Material provided —
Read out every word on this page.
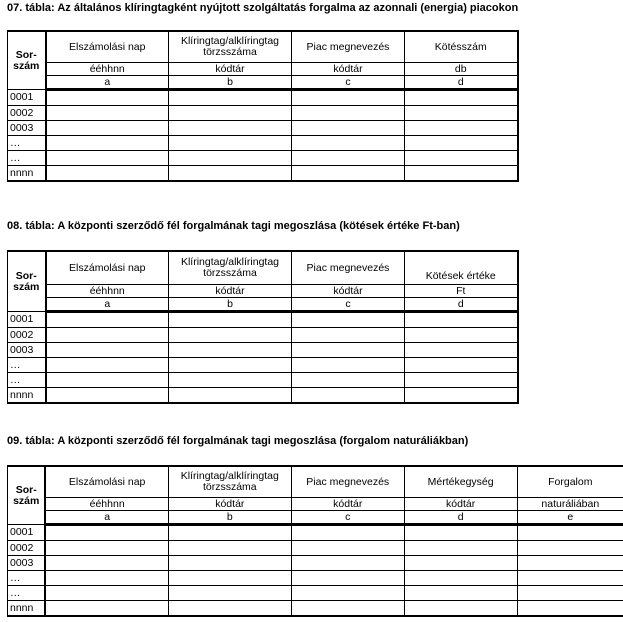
07. tábla: Az általános klíringtagként nyújtott szolgáltatás forgalma az azonnali (energia) piacokon
Sor-
szám	Elszámolási nap	Klíringtag/alklíringtag törzsszáma	Piac megnevezés	Kötésszám
	ééhhnn	kódtár	kódtár	db
	a	b	c	d
0001				
0002				
0003				
…				
…				
nnnn				
08. tábla: A központi szerződő fél forgalmának tagi megoszlása (kötések értéke Ft-ban)
Sor-
szám	Elszámolási nap	Klíringtag/alklíringtag törzsszáma	Piac megnevezés	Kötések értéke
	ééhhnn	kódtár	kódtár	Ft
	a	b	c	d
0001				
0002				
0003				
…				
…				
nnnn				
09. tábla: A központi szerződő fél forgalmának tagi megoszlása (forgalom naturáliákban)
Sor-
szám	Elszámolási nap	Klíringtag/alklíringtag törzsszáma	Piac megnevezés	Mértékegység	Forgalom
	ééhhnn	kódtár	kódtár	kódtár	naturáliában
	a	b	c	d	e
0001					
0002					
0003					
…					
…					
nnnn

Exercise goal — Reproduce the whole listing above word for word, but not its pictures.

Result for this task —
Read out every word on this page.
07. tábla: Az általános klíringtagként nyújtott szolgáltatás forgalma az azonnali (energia) piacokon
Sor-
szám	Elszámolási nap	Klíringtag/alklíringtag törzsszáma	Piac megnevezés	Kötésszám
	ééhhnn	kódtár	kódtár	db
	a	b	c	d
0001				
0002				
0003				
…				
…				
nnnn				
08. tábla: A központi szerződő fél forgalmának tagi megoszlása (kötések értéke Ft-ban)
Sor-
szám	Elszámolási nap	Klíringtag/alklíringtag törzsszáma	Piac megnevezés	Kötések értéke
	ééhhnn	kódtár	kódtár	Ft
	a	b	c	d
0001				
0002				
0003				
…				
…				
nnnn				
09. tábla: A központi szerződő fél forgalmának tagi megoszlása (forgalom naturáliákban)
Sor-
szám	Elszámolási nap	Klíringtag/alklíringtag törzsszáma	Piac megnevezés	Mértékegység	Forgalom
	ééhhnn	kódtár	kódtár	kódtár	naturáliában
	a	b	c	d	e
0001					
0002					
0003					
…					
…					
nnnn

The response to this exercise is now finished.